— Start of SOURCE DATA —

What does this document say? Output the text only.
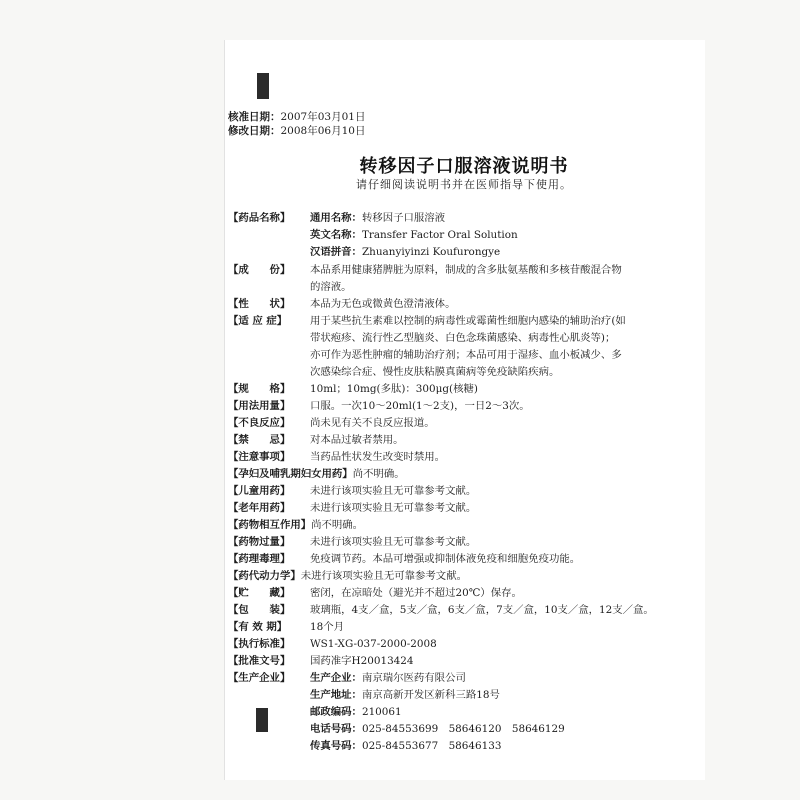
核准日期：2007年03月01日
修改日期：2008年06月10日
转移因子口服溶液说明书
请仔细阅读说明书并在医师指导下使用。
【药品名称】 通用名称：转移因子口服溶液
英文名称：Transfer Factor Oral Solution
汉语拼音：Zhuanyiyinzi Koufurongye
【成　　份】 本品系用健康猪脾脏为原料，制成的含多肽氨基酸和多核苷酸混合物
的溶液。
【性　　状】 本品为无色或微黄色澄清液体。
【适 应 症】 用于某些抗生素难以控制的病毒性或霉菌性细胞内感染的辅助治疗(如
带状疱疹、流行性乙型脑炎、白色念珠菌感染、病毒性心肌炎等)；
亦可作为恶性肿瘤的辅助治疗剂；本品可用于湿疹、血小板减少、多
次感染综合症、慢性皮肤粘膜真菌病等免疫缺陷疾病。
【规　　格】 10ml；10mg(多肽)：300μg(核糖)
【用法用量】 口服。一次10～20ml(1～2支)，一日2～3次。
【不良反应】 尚未见有关不良反应报道。
【禁　　忌】 对本品过敏者禁用。
【注意事项】 当药品性状发生改变时禁用。
【孕妇及哺乳期妇女用药】尚不明确。
【儿童用药】 未进行该项实验且无可靠参考文献。
【老年用药】 未进行该项实验且无可靠参考文献。
【药物相互作用】尚不明确。
【药物过量】 未进行该项实验且无可靠参考文献。
【药理毒理】 免疫调节药。本品可增强或抑制体液免疫和细胞免疫功能。
【药代动力学】未进行该项实验且无可靠参考文献。
【贮　　藏】 密闭，在凉暗处（避光并不超过20℃）保存。
【包　　装】 玻璃瓶，4支／盒，5支／盒，6支／盒，7支／盒，10支／盒，12支／盒。
【有 效 期】 18个月
【执行标准】 WS1-XG-037-2000-2008
【批准文号】 国药准字H20013424
【生产企业】 生产企业：南京瑞尔医药有限公司
生产地址：南京高新开发区新科三路18号
邮政编码：210061
电话号码：025-84553699　58646120　58646129
传真号码：025-84553677　58646133
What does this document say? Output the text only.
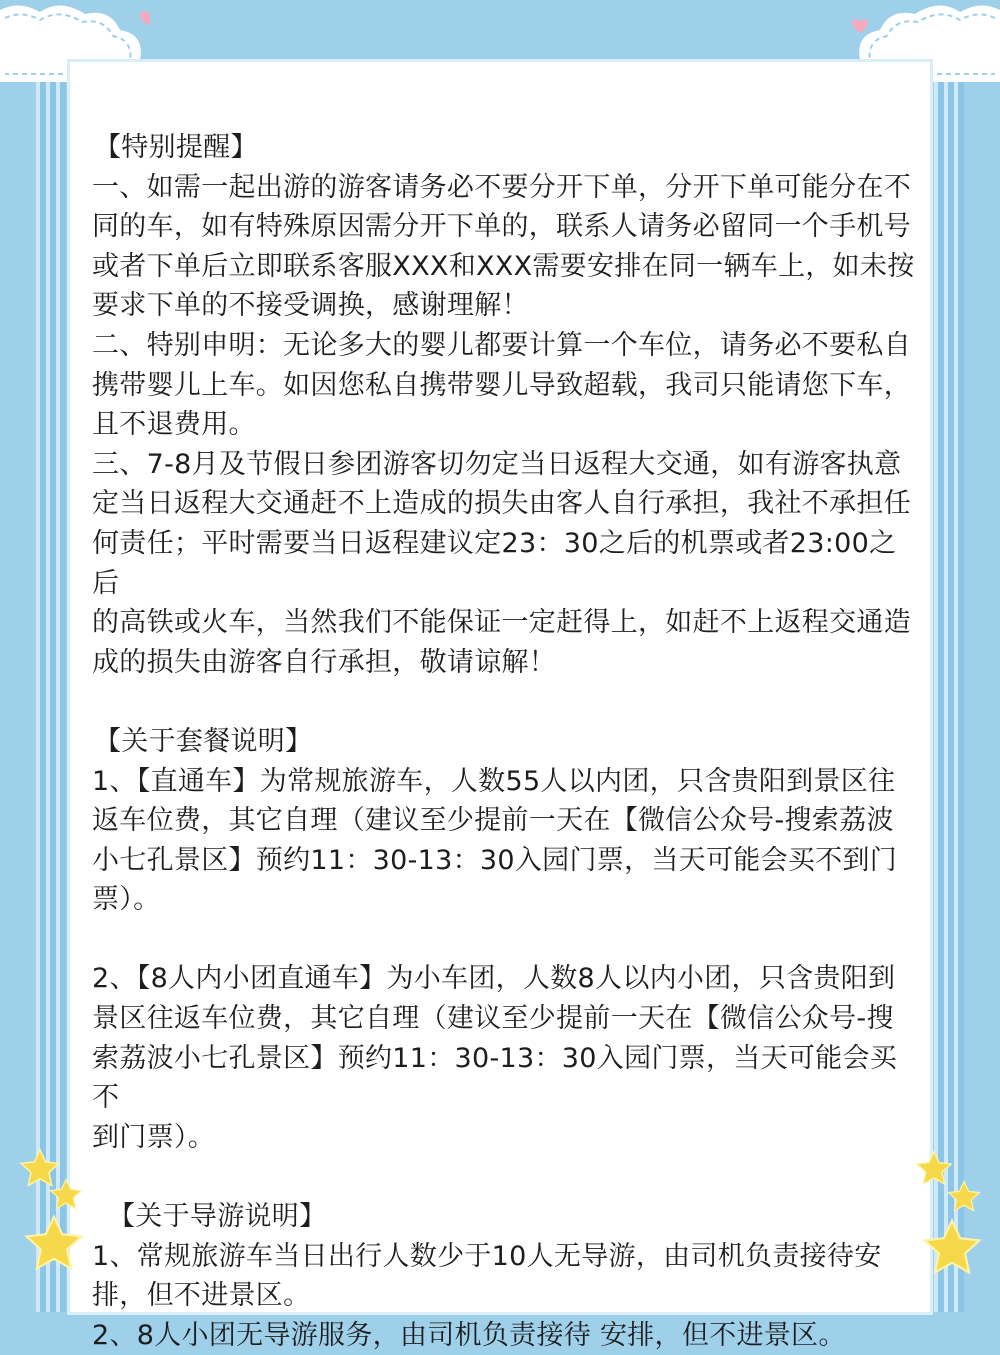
【特别提醒】

一、如需一起出游的游客请务必不要分开下单，分开下单可能分在不

同的车，如有特殊原因需分开下单的，联系人请务必留同一个手机号

或者下单后立即联系客服XXX和XXX需要安排在同一辆车上，如未按

要求下单的不接受调换，感谢理解！

二、特别申明：无论多大的婴儿都要计算一个车位，请务必不要私自

携带婴儿上车。如因您私自携带婴儿导致超载，我司只能请您下车，

且不退费用。

三、7-8月及节假日参团游客切勿定当日返程大交通，如有游客执意

定当日返程大交通赶不上造成的损失由客人自行承担，我社不承担任

何责任；平时需要当日返程建议定23：30之后的机票或者23:00之后

的高铁或火车，当然我们不能保证一定赶得上，如赶不上返程交通造

成的损失由游客自行承担，敬请谅解！

【关于套餐说明】

1、【直通车】为常规旅游车，人数55人以内团，只含贵阳到景区往

返车位费，其它自理（建议至少提前一天在【微信公众号-搜索荔波

小七孔景区】预约11：30-13：30入园门票，当天可能会买不到门

票）。

2、【8人内小团直通车】为小车团，人数8人以内小团，只含贵阳到

景区往返车位费，其它自理（建议至少提前一天在【微信公众号-搜

索荔波小七孔景区】预约11：30-13：30入园门票，当天可能会买不

到门票）。

【关于导游说明】

1、常规旅游车当日出行人数少于10人无导游，由司机负责接待安

排，但不进景区。

2、8人小团无导游服务，由司机负责接待 安排，但不进景区。
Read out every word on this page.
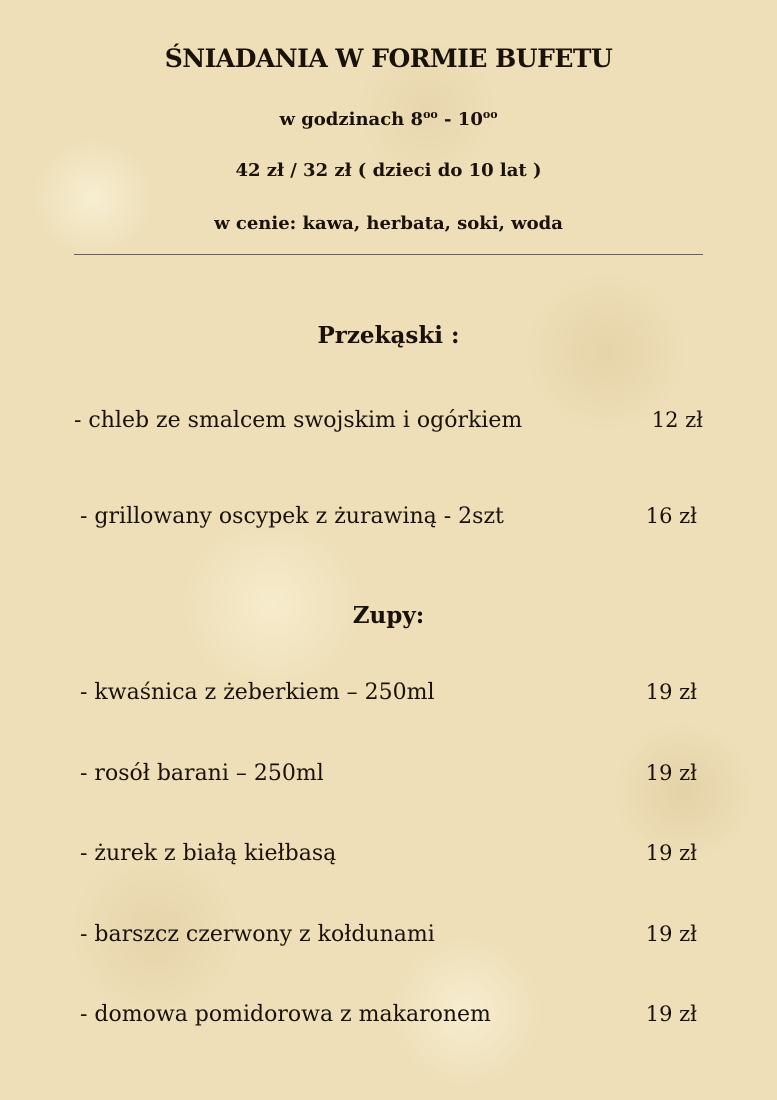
ŚNIADANIA W FORMIE BUFETU
w godzinach $8^{oo} - 10^{oo}$
42 zł / 32 zł ( dzieci do 10 lat )
w cenie: kawa, herbata, soki, woda
Przekąski :
- chleb ze smalcem swojskim i ogórkiem	12 zł
- grillowany oscypek z żurawiną - 2szt	16 zł
Zupy:
- kwaśnica z żeberkiem – 250ml	19 zł
- rosół barani – 250ml	19 zł
- żurek z białą kiełbasą	19 zł
- barszcz czerwony z kołdunami	19 zł
- domowa pomidorowa z makaronem	19 zł
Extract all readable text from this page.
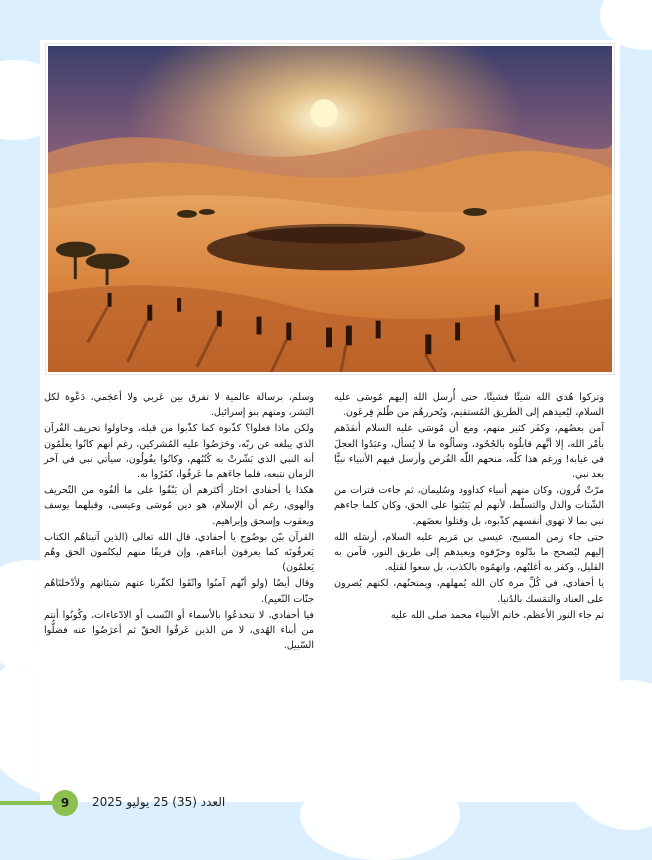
وتركوا هُدي الله شيئًا فشيئًا، حتى أُرسل الله إليهم مُوسَى عليه السلام، ليُعيدهم إلى الطريق المُستقيم، ويُحررهُم من ظُلم فِرعَون.

آمن بعضُهم، وكفَر كثير منهم، ومع أن مُوسَى عليه السلام أنقذَهم بأمْر الله، إلا أنَّهم قابلُوه بالجُحُود، وسألُوه ما لا يُسأل، وعبَدُوا العجلَ في غيابه! ورغم هذا كلّه، منحهم اللّه الفُرص وأرسل فيهم الأنبياء نبيًّا بعد نبي.

مرّتْ قُرون، وكان منهم أنبياء كداوود وسُليمان، ثم جاءت فترات من الشّتات والذل والتسلّط، لأنهم لم يَثبُتوا على الحق، وكان كلما جاءهم نبي بما لا تهوى أنفسهم كذّبوه، بل وقتلوا بعضَهم.

حتى جاء زمن المسيح، عيسى بن مَريم عليه السلام، أرسَله الله إليهم ليُصحح ما بدّلوه وحرّفوه ويعيدهم إلى طريق النور، فآمن به القليل، وكفر به أغلبُهم، واتهمُوه بالكذب، بل سعوا لقتلِه.

يا أحفادي، في كُلِّ مرة كان الله يُمهلهم، ويمتحنُهم، لكنهم يُصرون على العناد والتمَسك بالدُنيا.

ثم جاء النور الأعظم، خاتم الأنبياء محمد صلى الله عليه

وسلم، برسالة عالمية لا تفرق بين عَربي ولا أعجَمي، دَعْوة لكل البَشر، ومنهم بنو إسرائيل.

ولكن ماذا فعلوا؟ كذّبوه كما كذّبوا من قبله، وحاولوا تحريف القُرآن الذي يبلغه عن ربّه، وحَرَضُوا عليه المُشركين، رغم أنهم كانُوا يعلَمُون أنه النبي الذي بَشّرتْ به كُتُبُهم، وكانُوا يقُولُون، سيأتي نبي في آخر الزمان نتبعه، فلما جاءَهم ما عَرفُوا، كفَرُوا به.

هكذا يا أحفادي اختَار أكثرهم أن يَبْقُوا على ما ألفُوه من التّحريف والهوى، رغم أن الإسلام، هو دين مُوسَى وعيسى، وقبلهما يوسف ويعقوب وإسحق وإبراهيم.

القرآن بيّن بوضُوح يا أحفادي، قال الله تعالى (الذين آتيناهُم الكتاب يَعرفُونَه كما يعرفون أبناءهم، وإن فريقًا منهم ليكتُمون الحق وهُم يَعلمُون)

وقال أيضًا (ولو أنّهم آمنُوا واتّقَوا لكفّرنا عنهم سَيئاتهم ولأدْخلنَاهُم جنّات النّعيم).

فيا أحفادي، لا تنخدعُوا بالأسماء أو النّسب أو الادّعاءات، وكُونُوا أنتم من أبناء الهُدى، لا من الذين عَرفُوا الحقّ ثم أعرَضُوا عنه فضلُّوا السّبيل.

9	العدد (35) 25 يوليو 2025
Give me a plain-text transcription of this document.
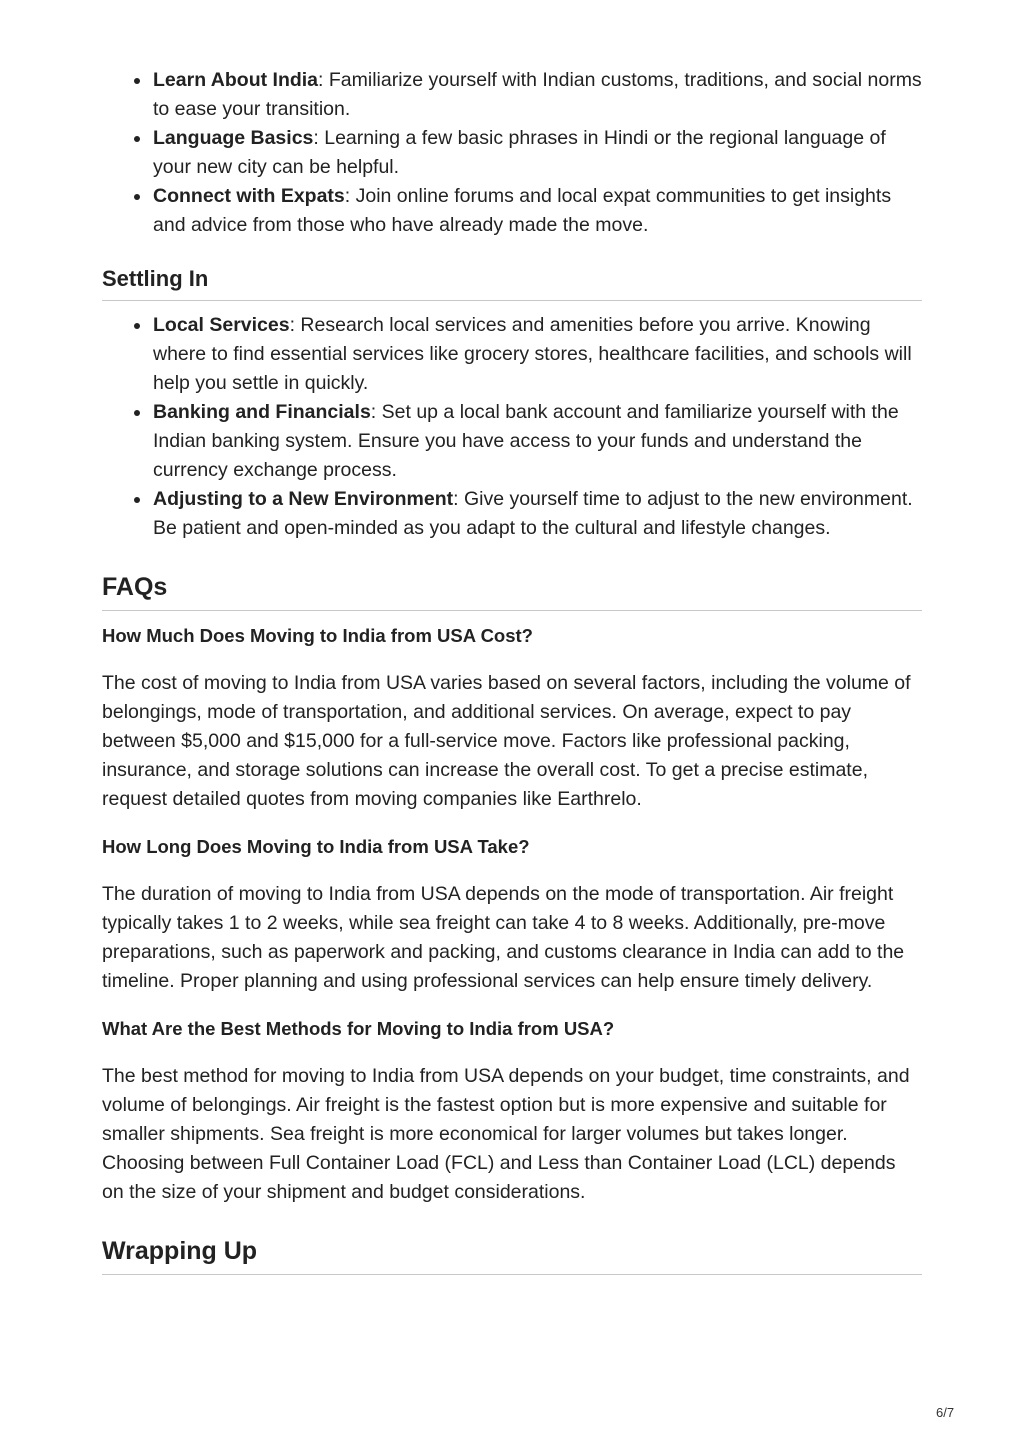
Learn About India: Familiarize yourself with Indian customs, traditions, and social norms to ease your transition.
Language Basics: Learning a few basic phrases in Hindi or the regional language of your new city can be helpful.
Connect with Expats: Join online forums and local expat communities to get insights and advice from those who have already made the move.
Settling In
Local Services: Research local services and amenities before you arrive. Knowing where to find essential services like grocery stores, healthcare facilities, and schools will help you settle in quickly.
Banking and Financials: Set up a local bank account and familiarize yourself with the Indian banking system. Ensure you have access to your funds and understand the currency exchange process.
Adjusting to a New Environment: Give yourself time to adjust to the new environment. Be patient and open-minded as you adapt to the cultural and lifestyle changes.
FAQs
How Much Does Moving to India from USA Cost?

The cost of moving to India from USA varies based on several factors, including the volume of belongings, mode of transportation, and additional services. On average, expect to pay between $5,000 and $15,000 for a full-service move. Factors like professional packing, insurance, and storage solutions can increase the overall cost. To get a precise estimate, request detailed quotes from moving companies like Earthrelo.

How Long Does Moving to India from USA Take?

The duration of moving to India from USA depends on the mode of transportation. Air freight typically takes 1 to 2 weeks, while sea freight can take 4 to 8 weeks. Additionally, pre-move preparations, such as paperwork and packing, and customs clearance in India can add to the timeline. Proper planning and using professional services can help ensure timely delivery.

What Are the Best Methods for Moving to India from USA?

The best method for moving to India from USA depends on your budget, time constraints, and volume of belongings. Air freight is the fastest option but is more expensive and suitable for smaller shipments. Sea freight is more economical for larger volumes but takes longer. Choosing between Full Container Load (FCL) and Less than Container Load (LCL) depends on the size of your shipment and budget considerations.

Wrapping Up
6/7
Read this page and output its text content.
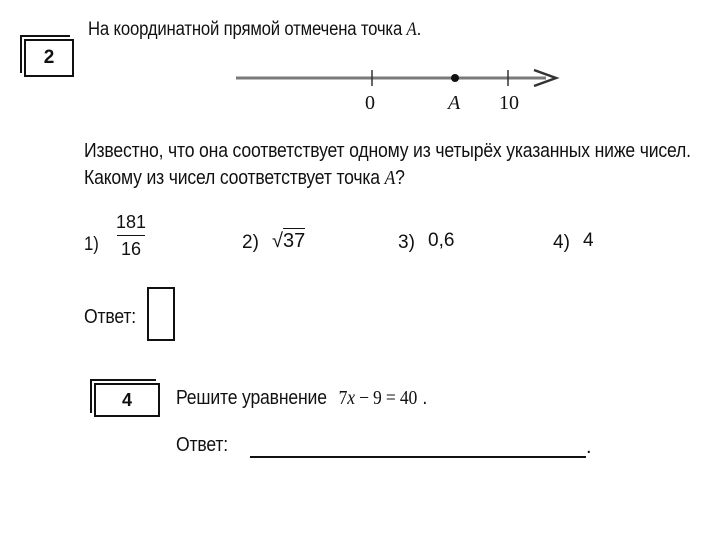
2
На координатной прямой отмечена точка A.
0	A 10
Известно, что она соответствует одному из четырёх указанных ниже чисел.
Какому из чисел соответствует точка A?
1)
181
16	2) √37	3) 0,6	4) 4
Ответ:
4	Решите уравнение 7x − 9 = 40 .
Ответ:	.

— End of SOURCE DATA —

▶ _WHAT NEEDS TO BE DONE_
Copy out exactly the lines between the line that contains "Read this page and output its text content." and the last line of the records, both ends included; leave out every picture.

▶ _OUTPUT FOR THIS TASK_
Read this page and output its text content.
2
На координатной прямой отмечена точка A.
0	A 10
Известно, что она соответствует одному из четырёх указанных ниже чисел.
Какому из чисел соответствует точка A?
1)
181
16	2) √37	3) 0,6	4) 4
Ответ:
4	Решите уравнение 7x − 9 = 40 .
Ответ:	.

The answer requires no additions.